● Goal of the exercise: Repeat each entry word for word. Leave any images out of the copy.

● Records provided:
"""

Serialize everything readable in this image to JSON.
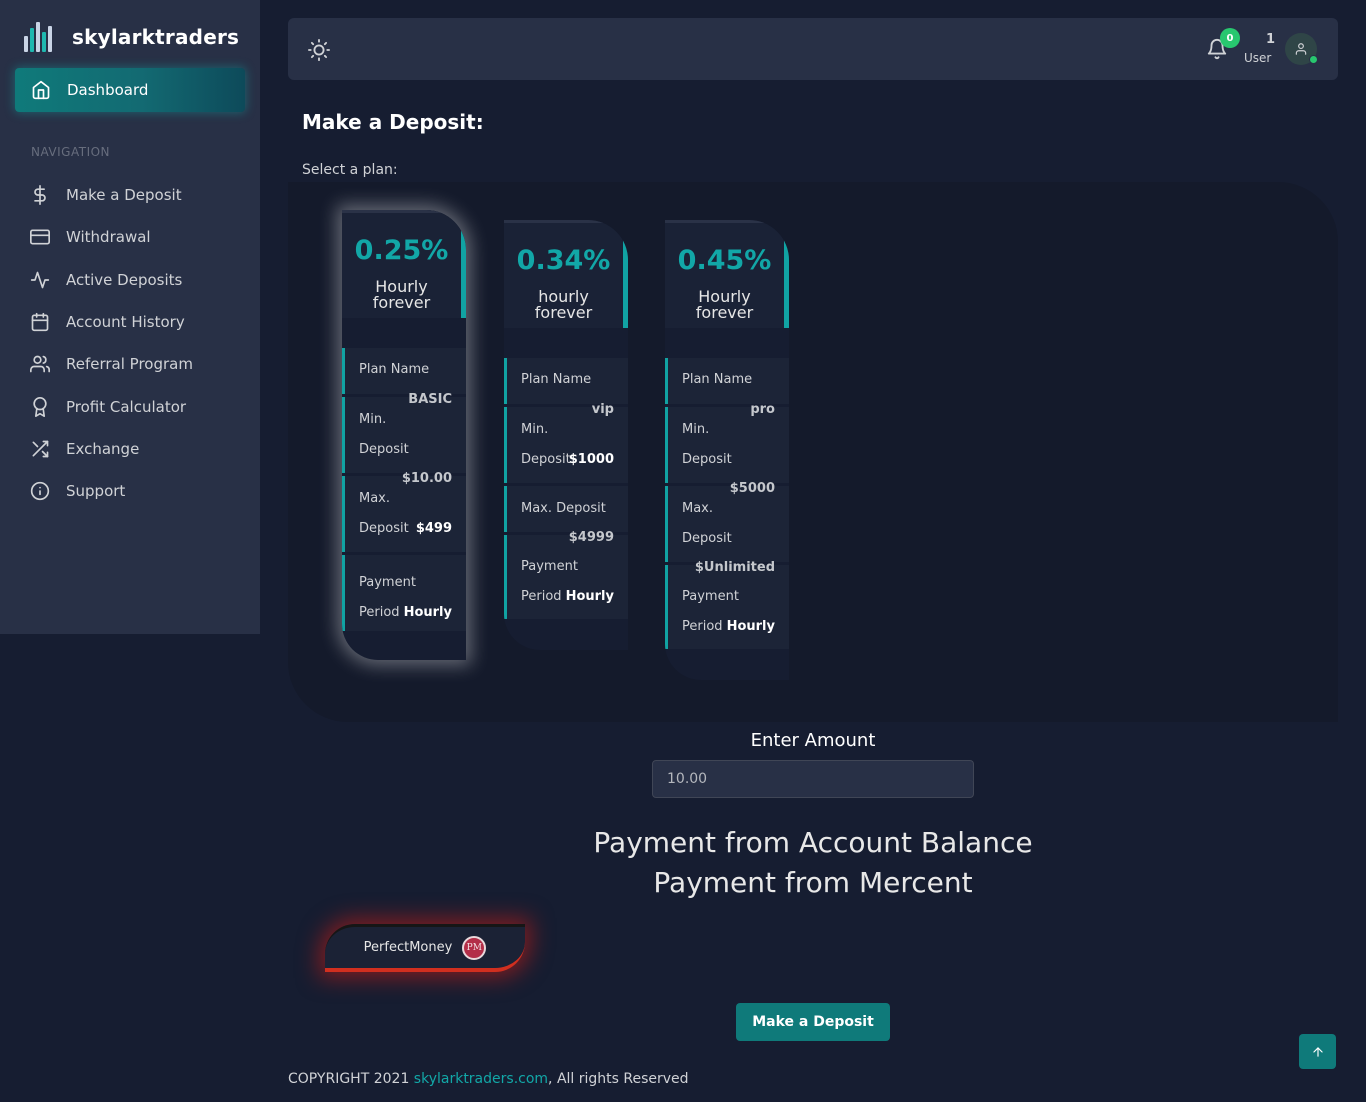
{
  "brand": {
    "name": "skylarktraders"
  },
  "sidebar": {
    "dashboard_label": "Dashboard",
    "nav_header": "NAVIGATION",
    "items": [
      {
        "label": "Make a Deposit",
        "icon": "dollar-icon"
      },
      {
        "label": "Withdrawal",
        "icon": "credit-card-icon"
      },
      {
        "label": "Active Deposits",
        "icon": "activity-icon"
      },
      {
        "label": "Account History",
        "icon": "calendar-icon"
      },
      {
        "label": "Referral Program",
        "icon": "users-icon"
      },
      {
        "label": "Profit Calculator",
        "icon": "award-icon"
      },
      {
        "label": "Exchange",
        "icon": "shuffle-icon"
      },
      {
        "label": "Support",
        "icon": "info-icon"
      }
    ]
  },
  "topbar": {
    "notification_count": "0",
    "user_number": "1",
    "user_role": "User"
  },
  "main": {
    "title": "Make a Deposit:",
    "select_plan_label": "Select a plan:",
    "plans": [
      {
        "rate": "0.25%",
        "desc_line1": "Hourly",
        "desc_line2": "forever",
        "plan_name_label": "Plan Name",
        "plan_name": "BASIC",
        "min_label_1": "Min.",
        "min_label_2": "Deposit",
        "min_value": "$10.00",
        "max_label_1": "Max.",
        "max_label_2": "Deposit",
        "max_value": "$499",
        "period_label_1": "Payment",
        "period_label_2": "Period",
        "period_value": "Hourly"
      },
      {
        "rate": "0.34%",
        "desc_line1": "hourly",
        "desc_line2": "forever",
        "plan_name_label": "Plan Name",
        "plan_name": "vip",
        "min_label_1": "Min.",
        "min_label_2": "Deposit",
        "min_value": "$1000",
        "max_label_1": "Max. Deposit",
        "max_value": "$4999",
        "period_label_1": "Payment",
        "period_label_2": "Period",
        "period_value": "Hourly"
      },
      {
        "rate": "0.45%",
        "desc_line1": "Hourly",
        "desc_line2": "forever",
        "plan_name_label": "Plan Name",
        "plan_name": "pro",
        "min_label_1": "Min.",
        "min_label_2": "Deposit",
        "min_value": "$5000",
        "max_label_1": "Max.",
        "max_label_2": "Deposit",
        "max_value": "$Unlimited",
        "period_label_1": "Payment",
        "period_label_2": "Period",
        "period_value": "Hourly"
      }
    ],
    "amount_label": "Enter Amount",
    "amount_value": "10.00",
    "payment_balance": "Payment from Account Balance",
    "payment_merchant": "Payment from Mercent",
    "processor_label": "PerfectMoney",
    "processor_logo_text": "PM",
    "submit_label": "Make a Deposit"
  },
  "footer": {
    "prefix": "COPYRIGHT 2021 ",
    "link": "skylarktraders.com",
    "suffix": ", All rights Reserved"
  },
  "colors": {
    "accent": "#0f7a7a",
    "teal_text": "#12a7a7",
    "background": "#161d31",
    "panel": "#283046",
    "success": "#28c76f",
    "perfectmoney_red": "#d12f1f"
  }
}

"""

● Right answer:
Serialize everything readable in this image to JSON.
{
  "brand": {
    "name": "skylarktraders"
  },
  "sidebar": {
    "dashboard_label": "Dashboard",
    "nav_header": "NAVIGATION",
    "items": [
      {
        "label": "Make a Deposit",
        "icon": "dollar-icon"
      },
      {
        "label": "Withdrawal",
        "icon": "credit-card-icon"
      },
      {
        "label": "Active Deposits",
        "icon": "activity-icon"
      },
      {
        "label": "Account History",
        "icon": "calendar-icon"
      },
      {
        "label": "Referral Program",
        "icon": "users-icon"
      },
      {
        "label": "Profit Calculator",
        "icon": "award-icon"
      },
      {
        "label": "Exchange",
        "icon": "shuffle-icon"
      },
      {
        "label": "Support",
        "icon": "info-icon"
      }
    ]
  },
  "topbar": {
    "notification_count": "0",
    "user_number": "1",
    "user_role": "User"
  },
  "main": {
    "title": "Make a Deposit:",
    "select_plan_label": "Select a plan:",
    "plans": [
      {
        "rate": "0.25%",
        "desc_line1": "Hourly",
        "desc_line2": "forever",
        "plan_name_label": "Plan Name",
        "plan_name": "BASIC",
        "min_label_1": "Min.",
        "min_label_2": "Deposit",
        "min_value": "$10.00",
        "max_label_1": "Max.",
        "max_label_2": "Deposit",
        "max_value": "$499",
        "period_label_1": "Payment",
        "period_label_2": "Period",
        "period_value": "Hourly"
      },
      {
        "rate": "0.34%",
        "desc_line1": "hourly",
        "desc_line2": "forever",
        "plan_name_label": "Plan Name",
        "plan_name": "vip",
        "min_label_1": "Min.",
        "min_label_2": "Deposit",
        "min_value": "$1000",
        "max_label_1": "Max. Deposit",
        "max_value": "$4999",
        "period_label_1": "Payment",
        "period_label_2": "Period",
        "period_value": "Hourly"
      },
      {
        "rate": "0.45%",
        "desc_line1": "Hourly",
        "desc_line2": "forever",
        "plan_name_label": "Plan Name",
        "plan_name": "pro",
        "min_label_1": "Min.",
        "min_label_2": "Deposit",
        "min_value": "$5000",
        "max_label_1": "Max.",
        "max_label_2": "Deposit",
        "max_value": "$Unlimited",
        "period_label_1": "Payment",
        "period_label_2": "Period",
        "period_value": "Hourly"
      }
    ],
    "amount_label": "Enter Amount",
    "amount_value": "10.00",
    "payment_balance": "Payment from Account Balance",
    "payment_merchant": "Payment from Mercent",
    "processor_label": "PerfectMoney",
    "processor_logo_text": "PM",
    "submit_label": "Make a Deposit"
  },
  "footer": {
    "prefix": "COPYRIGHT 2021 ",
    "link": "skylarktraders.com",
    "suffix": ", All rights Reserved"
  },
  "colors": {
    "accent": "#0f7a7a",
    "teal_text": "#12a7a7",
    "background": "#161d31",
    "panel": "#283046",
    "success": "#28c76f",
    "perfectmoney_red": "#d12f1f"
  }
}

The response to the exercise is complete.